EXERCISE TASK: From the listing below, pull out all lines with "fluvial" in them.

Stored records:
# # # # #

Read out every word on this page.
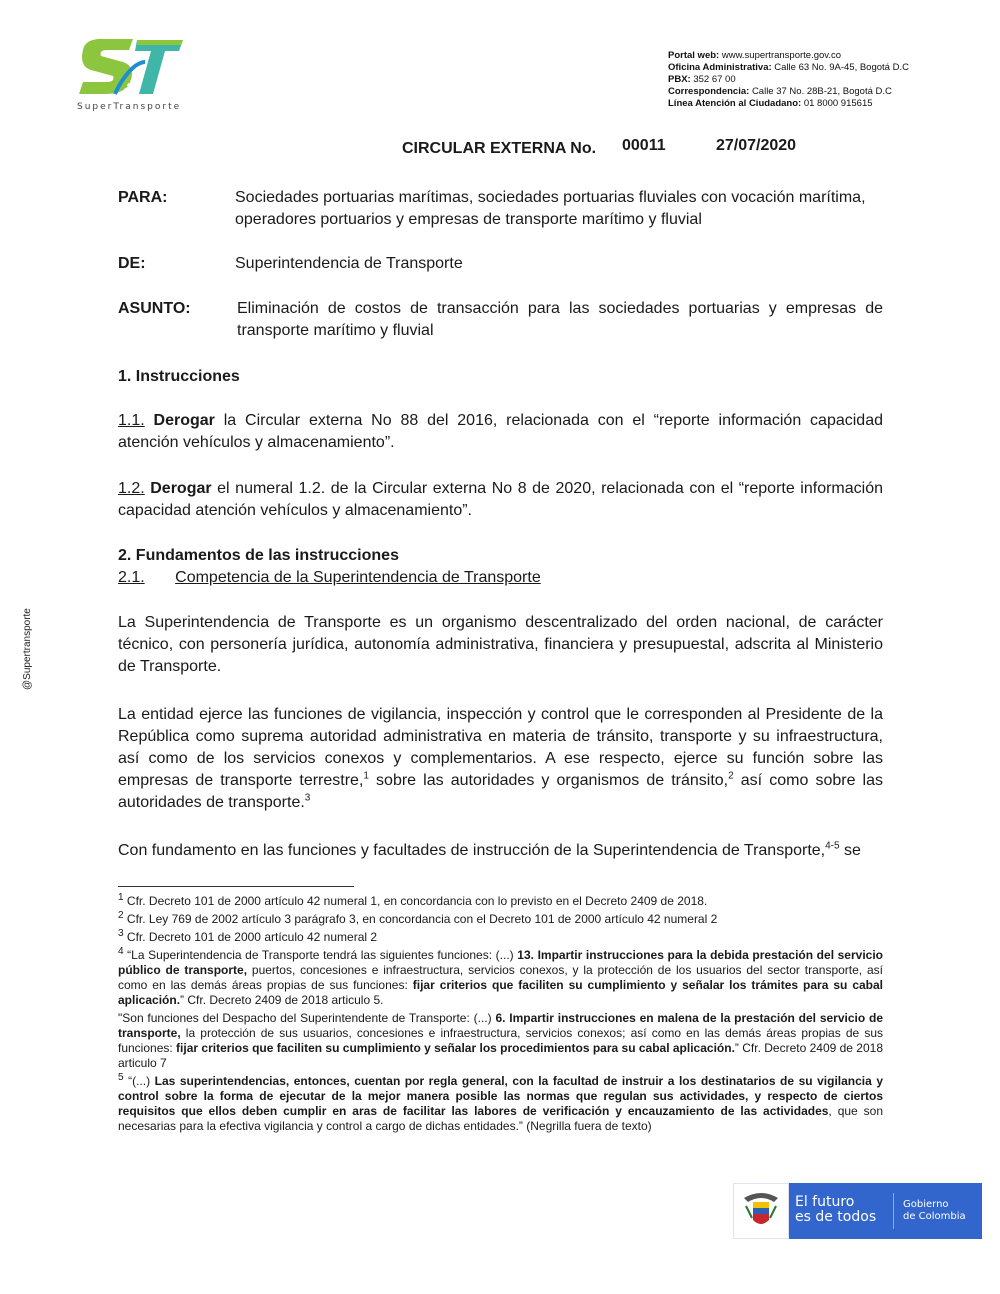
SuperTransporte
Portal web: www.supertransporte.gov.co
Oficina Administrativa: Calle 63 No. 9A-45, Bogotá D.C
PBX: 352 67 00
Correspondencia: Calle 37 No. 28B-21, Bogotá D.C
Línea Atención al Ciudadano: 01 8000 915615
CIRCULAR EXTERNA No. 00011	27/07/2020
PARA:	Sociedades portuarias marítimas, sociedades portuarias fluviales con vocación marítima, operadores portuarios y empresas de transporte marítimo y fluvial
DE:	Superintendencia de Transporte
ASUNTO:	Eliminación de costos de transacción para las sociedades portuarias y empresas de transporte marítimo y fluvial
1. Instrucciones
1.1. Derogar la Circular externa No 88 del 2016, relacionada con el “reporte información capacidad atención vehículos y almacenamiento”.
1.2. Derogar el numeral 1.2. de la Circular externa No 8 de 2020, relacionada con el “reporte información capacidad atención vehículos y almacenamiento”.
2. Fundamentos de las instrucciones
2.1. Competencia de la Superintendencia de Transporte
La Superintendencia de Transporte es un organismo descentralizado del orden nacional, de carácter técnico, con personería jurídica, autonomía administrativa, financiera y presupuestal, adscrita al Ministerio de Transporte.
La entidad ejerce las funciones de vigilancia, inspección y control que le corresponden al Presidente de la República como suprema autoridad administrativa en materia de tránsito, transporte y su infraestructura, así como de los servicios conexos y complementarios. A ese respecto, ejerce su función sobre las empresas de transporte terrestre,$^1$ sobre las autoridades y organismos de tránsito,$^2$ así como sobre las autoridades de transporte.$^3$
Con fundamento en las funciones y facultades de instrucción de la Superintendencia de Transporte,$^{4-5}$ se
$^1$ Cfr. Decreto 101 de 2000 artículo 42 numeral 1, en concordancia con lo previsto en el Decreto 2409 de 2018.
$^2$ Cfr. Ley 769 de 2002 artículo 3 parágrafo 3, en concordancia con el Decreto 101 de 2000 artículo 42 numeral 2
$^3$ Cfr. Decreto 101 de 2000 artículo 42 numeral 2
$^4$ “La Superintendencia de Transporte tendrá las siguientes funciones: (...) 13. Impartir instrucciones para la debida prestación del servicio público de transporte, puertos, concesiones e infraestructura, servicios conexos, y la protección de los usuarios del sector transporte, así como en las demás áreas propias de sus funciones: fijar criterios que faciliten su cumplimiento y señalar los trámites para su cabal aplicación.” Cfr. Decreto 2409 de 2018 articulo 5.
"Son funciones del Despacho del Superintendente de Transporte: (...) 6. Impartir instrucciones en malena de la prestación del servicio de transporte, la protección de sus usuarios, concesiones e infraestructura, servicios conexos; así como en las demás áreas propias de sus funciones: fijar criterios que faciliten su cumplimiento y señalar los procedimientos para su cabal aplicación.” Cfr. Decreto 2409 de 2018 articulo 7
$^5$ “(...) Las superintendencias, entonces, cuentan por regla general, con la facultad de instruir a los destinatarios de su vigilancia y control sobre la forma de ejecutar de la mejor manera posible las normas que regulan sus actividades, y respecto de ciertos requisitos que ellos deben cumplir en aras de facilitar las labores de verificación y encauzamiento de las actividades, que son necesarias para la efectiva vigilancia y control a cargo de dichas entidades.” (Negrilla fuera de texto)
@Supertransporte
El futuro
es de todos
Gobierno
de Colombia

# # # # #

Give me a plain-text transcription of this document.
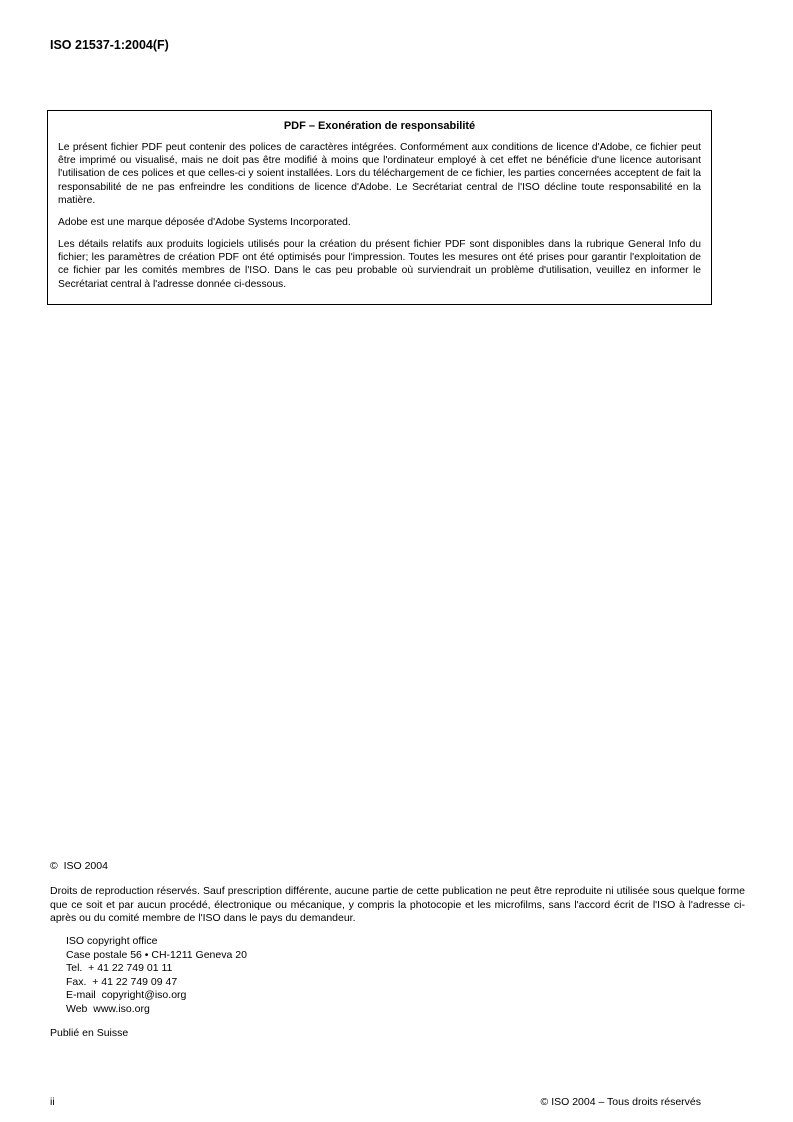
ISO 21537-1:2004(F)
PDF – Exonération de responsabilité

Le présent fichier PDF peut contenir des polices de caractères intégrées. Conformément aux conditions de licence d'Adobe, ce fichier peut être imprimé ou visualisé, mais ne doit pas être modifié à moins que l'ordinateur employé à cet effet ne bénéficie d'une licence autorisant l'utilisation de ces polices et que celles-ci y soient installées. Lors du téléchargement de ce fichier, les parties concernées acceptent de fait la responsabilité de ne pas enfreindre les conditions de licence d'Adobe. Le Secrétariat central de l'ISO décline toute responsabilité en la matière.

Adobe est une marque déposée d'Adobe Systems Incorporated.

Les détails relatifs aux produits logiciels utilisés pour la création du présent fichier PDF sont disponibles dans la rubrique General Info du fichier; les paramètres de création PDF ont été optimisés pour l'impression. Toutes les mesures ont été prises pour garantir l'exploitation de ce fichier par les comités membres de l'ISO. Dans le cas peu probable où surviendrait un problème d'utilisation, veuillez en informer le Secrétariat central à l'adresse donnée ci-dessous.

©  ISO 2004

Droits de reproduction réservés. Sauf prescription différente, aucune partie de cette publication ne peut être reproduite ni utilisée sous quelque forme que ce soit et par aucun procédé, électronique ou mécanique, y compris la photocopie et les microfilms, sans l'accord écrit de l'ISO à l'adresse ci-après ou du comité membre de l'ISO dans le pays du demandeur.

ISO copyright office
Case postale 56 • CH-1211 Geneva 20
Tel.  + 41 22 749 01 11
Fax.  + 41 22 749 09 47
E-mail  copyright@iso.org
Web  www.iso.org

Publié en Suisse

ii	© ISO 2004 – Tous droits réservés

# # # # #

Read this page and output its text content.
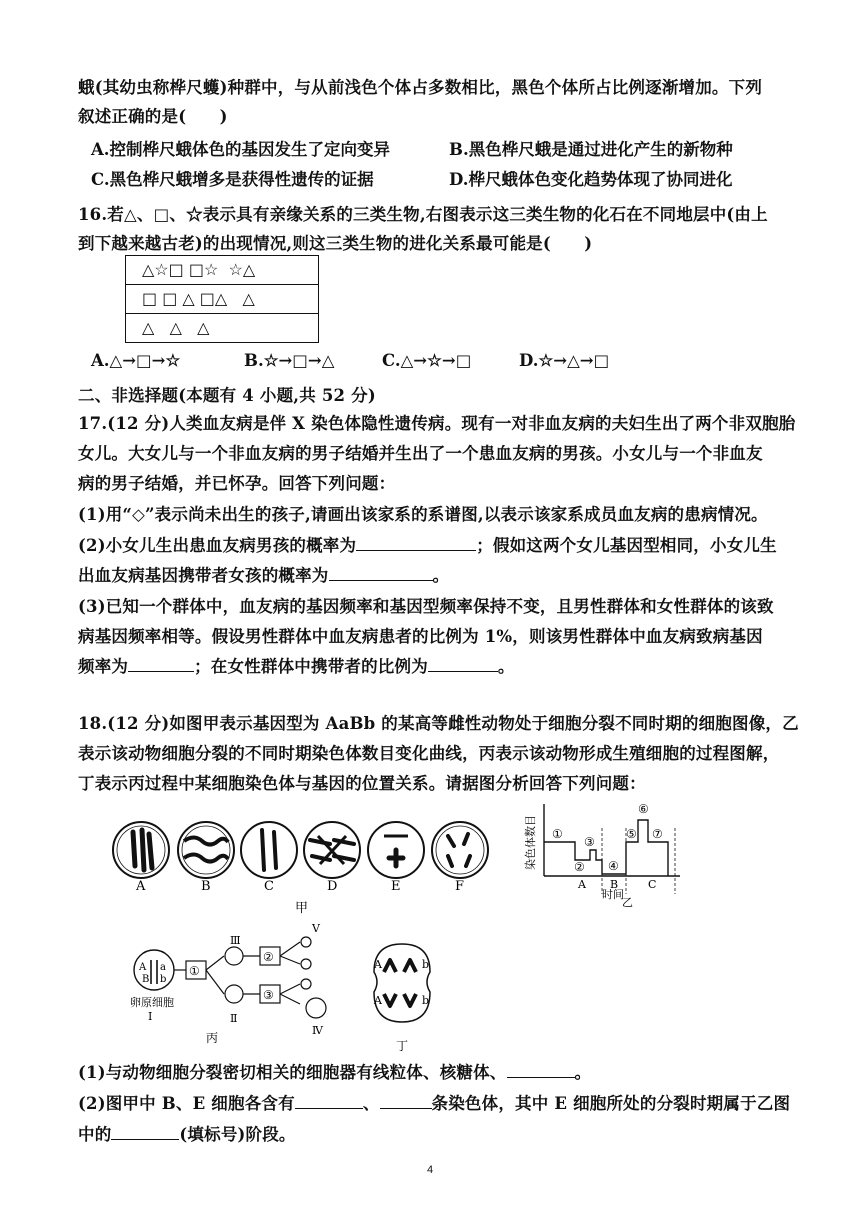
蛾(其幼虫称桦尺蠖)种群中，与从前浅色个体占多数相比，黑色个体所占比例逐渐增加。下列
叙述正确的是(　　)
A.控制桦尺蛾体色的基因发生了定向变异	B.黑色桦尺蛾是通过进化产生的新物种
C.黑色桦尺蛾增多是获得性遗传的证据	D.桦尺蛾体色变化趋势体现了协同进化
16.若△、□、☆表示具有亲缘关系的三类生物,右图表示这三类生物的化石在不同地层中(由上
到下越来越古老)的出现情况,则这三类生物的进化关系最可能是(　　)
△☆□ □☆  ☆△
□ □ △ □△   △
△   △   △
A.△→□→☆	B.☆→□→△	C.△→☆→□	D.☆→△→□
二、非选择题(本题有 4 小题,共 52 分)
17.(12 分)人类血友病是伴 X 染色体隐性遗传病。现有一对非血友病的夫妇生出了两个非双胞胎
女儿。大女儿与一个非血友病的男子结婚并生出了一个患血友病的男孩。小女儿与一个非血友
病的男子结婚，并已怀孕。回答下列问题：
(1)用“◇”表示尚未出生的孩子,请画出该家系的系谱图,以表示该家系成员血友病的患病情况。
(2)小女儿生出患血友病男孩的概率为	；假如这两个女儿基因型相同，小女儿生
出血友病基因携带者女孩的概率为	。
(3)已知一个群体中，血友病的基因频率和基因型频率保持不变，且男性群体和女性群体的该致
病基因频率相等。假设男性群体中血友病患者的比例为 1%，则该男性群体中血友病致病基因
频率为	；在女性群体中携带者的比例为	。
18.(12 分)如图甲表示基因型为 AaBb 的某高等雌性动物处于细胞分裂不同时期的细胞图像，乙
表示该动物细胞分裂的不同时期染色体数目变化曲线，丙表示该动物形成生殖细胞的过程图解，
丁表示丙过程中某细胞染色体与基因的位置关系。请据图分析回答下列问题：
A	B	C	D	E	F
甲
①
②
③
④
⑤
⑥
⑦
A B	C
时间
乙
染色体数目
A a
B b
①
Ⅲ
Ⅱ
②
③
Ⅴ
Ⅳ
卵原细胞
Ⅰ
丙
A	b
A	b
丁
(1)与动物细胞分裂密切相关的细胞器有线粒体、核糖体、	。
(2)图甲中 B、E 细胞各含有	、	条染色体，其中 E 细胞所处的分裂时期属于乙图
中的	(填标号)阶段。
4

# # # # #

RESPONSE TO THIS EXERCISE:
PARA:	Sociedades portuarias marítimas, sociedades portuarias fluviales con vocación marítima, operadores portuarios y empresas de transporte marítimo y fluvial
ASUNTO:	Eliminación de costos de transacción para las sociedades portuarias y empresas de transporte marítimo y fluvial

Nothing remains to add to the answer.